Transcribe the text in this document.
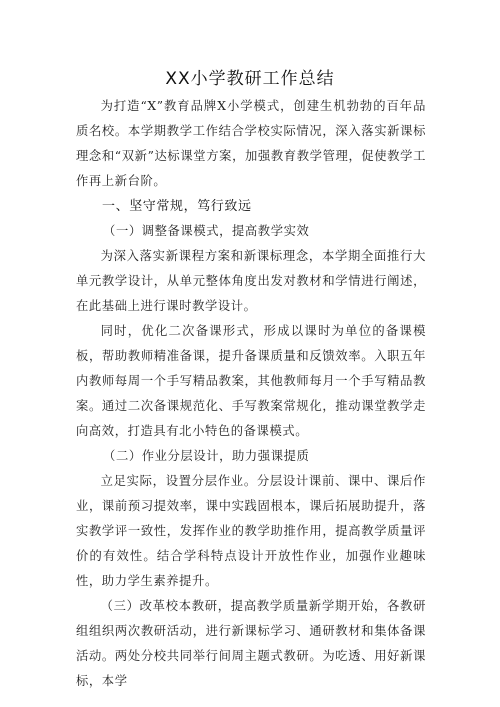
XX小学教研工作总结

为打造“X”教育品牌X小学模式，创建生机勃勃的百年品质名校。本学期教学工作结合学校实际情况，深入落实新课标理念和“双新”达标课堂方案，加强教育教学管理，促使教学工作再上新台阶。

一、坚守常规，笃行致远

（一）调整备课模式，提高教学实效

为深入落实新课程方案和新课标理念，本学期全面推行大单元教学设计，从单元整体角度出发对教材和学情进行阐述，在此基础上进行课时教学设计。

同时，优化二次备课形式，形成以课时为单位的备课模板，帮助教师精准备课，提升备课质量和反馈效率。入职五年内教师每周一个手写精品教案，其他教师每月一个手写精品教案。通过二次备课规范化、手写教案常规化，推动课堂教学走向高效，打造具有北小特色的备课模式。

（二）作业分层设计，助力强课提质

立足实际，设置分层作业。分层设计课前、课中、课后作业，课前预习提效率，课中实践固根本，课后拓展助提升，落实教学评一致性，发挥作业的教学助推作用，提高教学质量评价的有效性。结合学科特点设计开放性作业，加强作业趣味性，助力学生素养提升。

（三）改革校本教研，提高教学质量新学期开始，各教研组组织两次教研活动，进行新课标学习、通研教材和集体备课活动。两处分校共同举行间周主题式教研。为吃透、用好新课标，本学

-----

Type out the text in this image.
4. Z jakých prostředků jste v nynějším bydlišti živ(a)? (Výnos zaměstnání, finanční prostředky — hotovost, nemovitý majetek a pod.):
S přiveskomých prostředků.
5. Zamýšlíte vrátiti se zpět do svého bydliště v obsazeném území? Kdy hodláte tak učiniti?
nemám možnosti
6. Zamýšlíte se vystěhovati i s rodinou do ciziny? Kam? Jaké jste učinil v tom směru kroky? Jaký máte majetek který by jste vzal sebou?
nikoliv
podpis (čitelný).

-----

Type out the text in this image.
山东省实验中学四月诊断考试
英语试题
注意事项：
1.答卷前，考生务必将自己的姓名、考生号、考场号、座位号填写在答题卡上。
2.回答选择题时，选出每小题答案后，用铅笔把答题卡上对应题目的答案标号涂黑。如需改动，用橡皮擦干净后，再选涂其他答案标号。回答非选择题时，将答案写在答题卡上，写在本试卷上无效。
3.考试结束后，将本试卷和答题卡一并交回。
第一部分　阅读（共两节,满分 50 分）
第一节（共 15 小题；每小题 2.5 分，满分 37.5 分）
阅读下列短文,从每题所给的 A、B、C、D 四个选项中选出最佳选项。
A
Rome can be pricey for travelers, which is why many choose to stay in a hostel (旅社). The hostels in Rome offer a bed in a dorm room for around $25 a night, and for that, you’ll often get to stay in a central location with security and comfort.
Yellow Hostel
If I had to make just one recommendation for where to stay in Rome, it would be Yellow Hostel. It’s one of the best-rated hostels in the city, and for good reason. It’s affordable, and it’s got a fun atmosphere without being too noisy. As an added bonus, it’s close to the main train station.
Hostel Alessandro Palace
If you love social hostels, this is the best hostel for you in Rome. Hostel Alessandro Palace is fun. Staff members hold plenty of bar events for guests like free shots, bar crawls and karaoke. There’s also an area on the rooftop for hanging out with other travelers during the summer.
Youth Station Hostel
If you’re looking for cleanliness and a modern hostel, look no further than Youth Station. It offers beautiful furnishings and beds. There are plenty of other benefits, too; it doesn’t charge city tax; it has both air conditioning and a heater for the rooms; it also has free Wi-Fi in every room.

-----

Exercise prompt: Collect each line containing the string "stay".

Right answer:
Rome can be pricey for travelers, which is why many choose to stay in a hostel (旅社). The hostels in Rome offer a bed in a dorm room for around $25 a night, and for that, you’ll often get to stay in a central location with security and comfort.
If I had to make just one recommendation for where to stay in Rome, it would be Yellow Hostel. It’s one of the best-rated hostels in the city, and for good reason. It’s affordable, and it’s got a fun atmosphere without being too noisy. As an added bonus, it’s close to the main train station.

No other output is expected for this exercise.